(Data tied to figure images)
------------------------
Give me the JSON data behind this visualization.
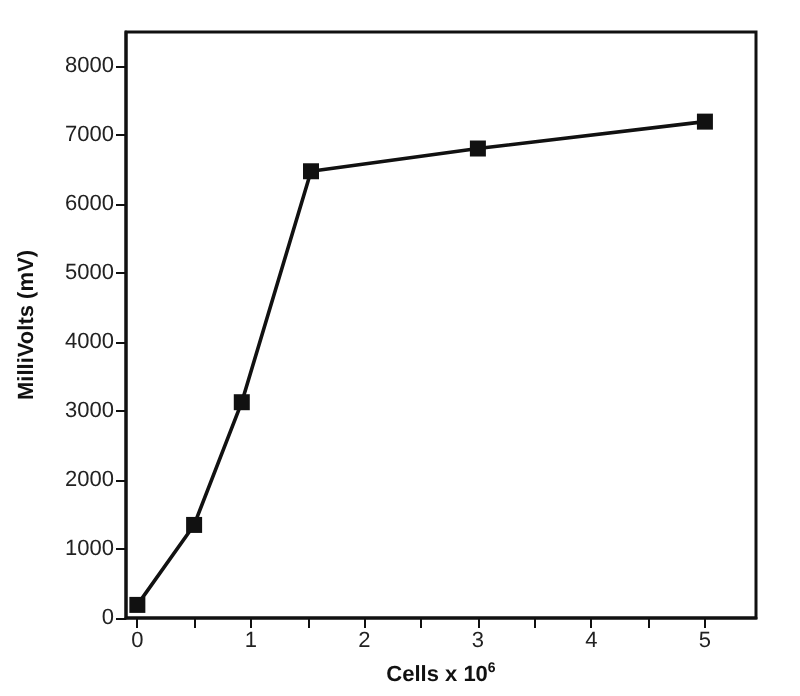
{
  "chart_data": {
    "type": "line",
    "xlabel": "Cells x 10$^{6}$",
    "ylabel": "MilliVolts (mV)",
    "x": [
      0,
      0.5,
      0.92,
      1.53,
      3,
      5
    ],
    "series": [
      {
        "color": "#111111",
        "values": [
          190,
          1350,
          3130,
          6480,
          6810,
          7200
        ]
      }
    ],
    "xlim": [
      -0.1,
      5.45
    ],
    "xticks": [
      0,
      {
        "value": 0.5,
        "label": null
      },
      1,
      {
        "value": 1.5,
        "label": null
      },
      2,
      {
        "value": 2.5,
        "label": null
      },
      3,
      {
        "value": 3.5,
        "label": null
      },
      4,
      {
        "value": 4.5,
        "label": null
      },
      5
    ],
    "ylim": [
      0,
      8500
    ],
    "yticks": [
      0,
      1000,
      2000,
      3000,
      4000,
      5000,
      6000,
      7000,
      8000
    ],
    "marker": "square",
    "line_style": "solid"
  }
}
------------------------
Reproduce the material word for word. Any pictures should be left out of the copy.

Give me the JSON data behind this visualization.
{
  "chart_data": {
    "type": "line",
    "xlabel": "Cells x 10$^{6}$",
    "ylabel": "MilliVolts (mV)",
    "x": [
      0,
      0.5,
      0.92,
      1.53,
      3,
      5
    ],
    "series": [
      {
        "color": "#111111",
        "values": [
          190,
          1350,
          3130,
          6480,
          6810,
          7200
        ]
      }
    ],
    "xlim": [
      -0.1,
      5.45
    ],
    "xticks": [
      0,
      {
        "value": 0.5,
        "label": null
      },
      1,
      {
        "value": 1.5,
        "label": null
      },
      2,
      {
        "value": 2.5,
        "label": null
      },
      3,
      {
        "value": 3.5,
        "label": null
      },
      4,
      {
        "value": 4.5,
        "label": null
      },
      5
    ],
    "ylim": [
      0,
      8500
    ],
    "yticks": [
      0,
      1000,
      2000,
      3000,
      4000,
      5000,
      6000,
      7000,
      8000
    ],
    "marker": "square",
    "line_style": "solid"
  }
}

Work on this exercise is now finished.